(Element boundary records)

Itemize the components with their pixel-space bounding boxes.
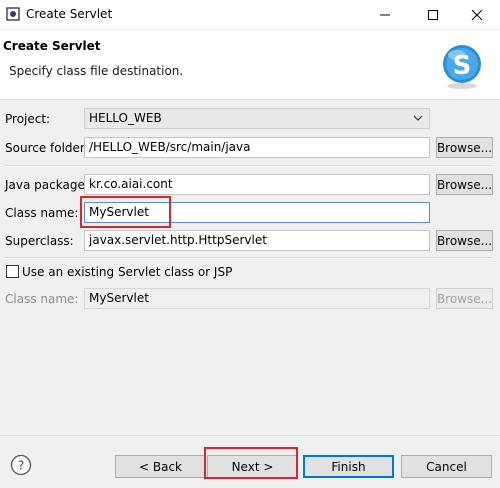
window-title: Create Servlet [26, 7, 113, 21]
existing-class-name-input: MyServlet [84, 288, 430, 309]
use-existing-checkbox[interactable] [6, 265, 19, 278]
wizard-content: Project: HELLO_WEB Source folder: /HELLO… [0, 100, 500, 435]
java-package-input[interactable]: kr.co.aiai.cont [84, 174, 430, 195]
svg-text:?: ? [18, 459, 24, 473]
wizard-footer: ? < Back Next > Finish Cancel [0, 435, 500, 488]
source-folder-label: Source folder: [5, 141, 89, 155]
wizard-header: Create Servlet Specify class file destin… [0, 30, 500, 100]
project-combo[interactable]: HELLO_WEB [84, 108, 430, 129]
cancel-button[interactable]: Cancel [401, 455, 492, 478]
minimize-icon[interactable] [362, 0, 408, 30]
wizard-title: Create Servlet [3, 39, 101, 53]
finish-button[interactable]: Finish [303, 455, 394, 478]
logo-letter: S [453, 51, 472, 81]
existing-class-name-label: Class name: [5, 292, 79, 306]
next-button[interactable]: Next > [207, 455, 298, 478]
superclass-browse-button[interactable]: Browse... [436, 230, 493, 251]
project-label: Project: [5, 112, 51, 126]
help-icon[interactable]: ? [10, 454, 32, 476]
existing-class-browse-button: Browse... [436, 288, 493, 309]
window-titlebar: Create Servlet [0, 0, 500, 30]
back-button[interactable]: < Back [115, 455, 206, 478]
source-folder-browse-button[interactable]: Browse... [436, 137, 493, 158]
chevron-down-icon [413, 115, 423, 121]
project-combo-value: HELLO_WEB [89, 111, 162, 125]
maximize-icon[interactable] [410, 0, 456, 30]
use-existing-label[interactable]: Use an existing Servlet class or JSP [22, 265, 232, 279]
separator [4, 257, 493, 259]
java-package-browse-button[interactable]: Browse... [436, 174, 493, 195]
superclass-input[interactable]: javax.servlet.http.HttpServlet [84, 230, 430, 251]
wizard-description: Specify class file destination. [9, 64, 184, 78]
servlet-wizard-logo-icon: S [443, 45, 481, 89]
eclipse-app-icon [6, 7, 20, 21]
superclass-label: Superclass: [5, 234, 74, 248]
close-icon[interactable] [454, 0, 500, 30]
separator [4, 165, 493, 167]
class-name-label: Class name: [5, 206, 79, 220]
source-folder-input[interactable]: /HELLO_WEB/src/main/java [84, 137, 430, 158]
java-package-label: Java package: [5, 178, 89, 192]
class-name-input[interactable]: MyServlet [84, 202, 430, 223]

==

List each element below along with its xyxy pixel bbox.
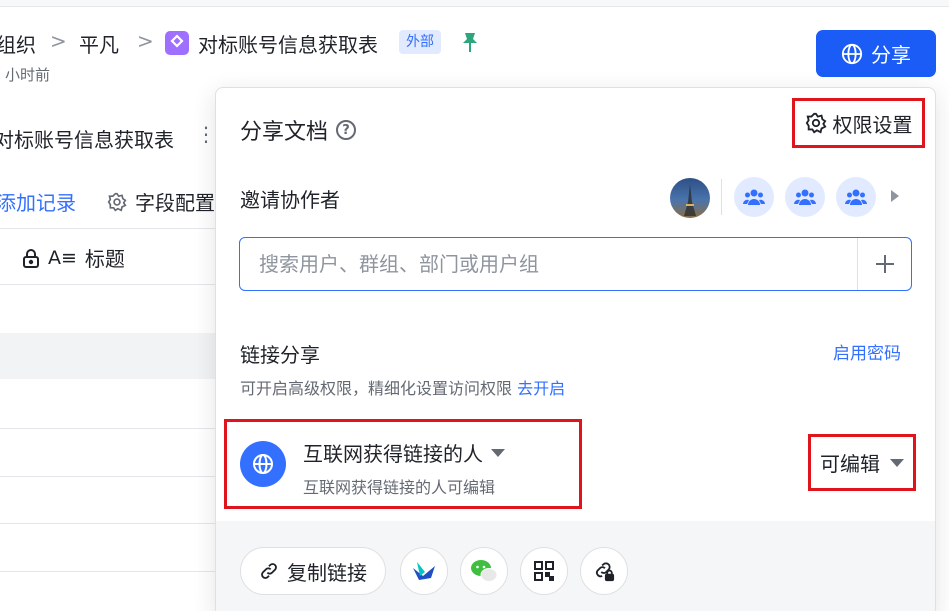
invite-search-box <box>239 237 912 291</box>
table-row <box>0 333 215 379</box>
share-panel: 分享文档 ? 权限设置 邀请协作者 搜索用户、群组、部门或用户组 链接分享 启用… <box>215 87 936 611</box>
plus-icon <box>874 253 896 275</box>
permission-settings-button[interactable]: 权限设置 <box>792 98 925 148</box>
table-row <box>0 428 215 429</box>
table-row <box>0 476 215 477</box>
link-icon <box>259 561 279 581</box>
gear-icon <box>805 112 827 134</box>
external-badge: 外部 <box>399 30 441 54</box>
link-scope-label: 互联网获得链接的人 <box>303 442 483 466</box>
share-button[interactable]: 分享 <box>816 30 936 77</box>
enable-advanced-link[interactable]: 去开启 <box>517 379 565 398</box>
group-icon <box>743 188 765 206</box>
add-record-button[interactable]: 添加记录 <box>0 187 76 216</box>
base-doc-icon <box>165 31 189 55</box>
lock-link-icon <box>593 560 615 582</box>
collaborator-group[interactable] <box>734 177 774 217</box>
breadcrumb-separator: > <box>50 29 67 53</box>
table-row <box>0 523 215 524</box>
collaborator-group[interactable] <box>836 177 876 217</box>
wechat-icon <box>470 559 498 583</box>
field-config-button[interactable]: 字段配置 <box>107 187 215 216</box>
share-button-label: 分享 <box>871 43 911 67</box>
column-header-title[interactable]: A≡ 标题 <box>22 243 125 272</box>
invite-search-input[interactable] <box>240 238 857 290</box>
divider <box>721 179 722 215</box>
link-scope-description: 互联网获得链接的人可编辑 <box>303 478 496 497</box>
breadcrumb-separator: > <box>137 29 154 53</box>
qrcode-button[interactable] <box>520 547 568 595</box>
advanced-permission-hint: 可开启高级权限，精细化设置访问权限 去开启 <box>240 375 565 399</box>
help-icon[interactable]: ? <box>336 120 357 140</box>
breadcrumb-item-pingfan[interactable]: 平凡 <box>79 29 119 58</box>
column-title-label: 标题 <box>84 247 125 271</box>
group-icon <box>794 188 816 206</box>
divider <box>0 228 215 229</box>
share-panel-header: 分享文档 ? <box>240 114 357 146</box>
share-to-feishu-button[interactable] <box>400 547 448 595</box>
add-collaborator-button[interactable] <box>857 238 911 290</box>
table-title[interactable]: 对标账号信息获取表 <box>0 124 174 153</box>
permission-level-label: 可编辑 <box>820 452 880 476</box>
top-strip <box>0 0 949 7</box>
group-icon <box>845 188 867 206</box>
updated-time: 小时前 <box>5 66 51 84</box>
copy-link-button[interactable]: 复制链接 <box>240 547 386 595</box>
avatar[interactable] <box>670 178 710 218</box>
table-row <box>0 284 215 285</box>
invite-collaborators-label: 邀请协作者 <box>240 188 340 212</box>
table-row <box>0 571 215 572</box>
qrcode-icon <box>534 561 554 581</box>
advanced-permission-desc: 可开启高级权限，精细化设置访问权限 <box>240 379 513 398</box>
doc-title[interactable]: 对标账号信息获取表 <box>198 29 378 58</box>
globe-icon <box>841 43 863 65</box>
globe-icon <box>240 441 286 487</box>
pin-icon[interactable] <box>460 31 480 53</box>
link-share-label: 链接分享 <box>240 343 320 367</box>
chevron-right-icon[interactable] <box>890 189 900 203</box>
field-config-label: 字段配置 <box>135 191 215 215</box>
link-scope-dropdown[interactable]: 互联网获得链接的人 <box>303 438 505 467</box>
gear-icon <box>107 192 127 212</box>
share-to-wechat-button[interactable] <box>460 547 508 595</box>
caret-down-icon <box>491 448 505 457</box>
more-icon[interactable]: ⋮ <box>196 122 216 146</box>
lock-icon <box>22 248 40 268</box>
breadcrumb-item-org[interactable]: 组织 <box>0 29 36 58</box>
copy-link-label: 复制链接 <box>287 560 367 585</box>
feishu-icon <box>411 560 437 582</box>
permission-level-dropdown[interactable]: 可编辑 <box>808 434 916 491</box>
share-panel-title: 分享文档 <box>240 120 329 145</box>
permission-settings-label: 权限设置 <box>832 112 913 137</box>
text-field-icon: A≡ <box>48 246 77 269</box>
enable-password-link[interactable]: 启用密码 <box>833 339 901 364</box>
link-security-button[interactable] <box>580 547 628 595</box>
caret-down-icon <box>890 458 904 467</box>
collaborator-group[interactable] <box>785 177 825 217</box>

### The task
Repeat the lines of the listing between the line holding "window-title: Create Servlet [26, 7, 113, 21]" and the line holding "wizard-content: Project: HELLO_WEB", inclusive.

### Reply to the exercise
window-title: Create Servlet [26, 7, 113, 21]
existing-class-name-input: MyServlet [84, 288, 430, 309]
use-existing-checkbox[interactable] [6, 265, 19, 278]
wizard-content: Project: HELLO_WEB Source folder: /HELLO… [0, 100, 500, 435]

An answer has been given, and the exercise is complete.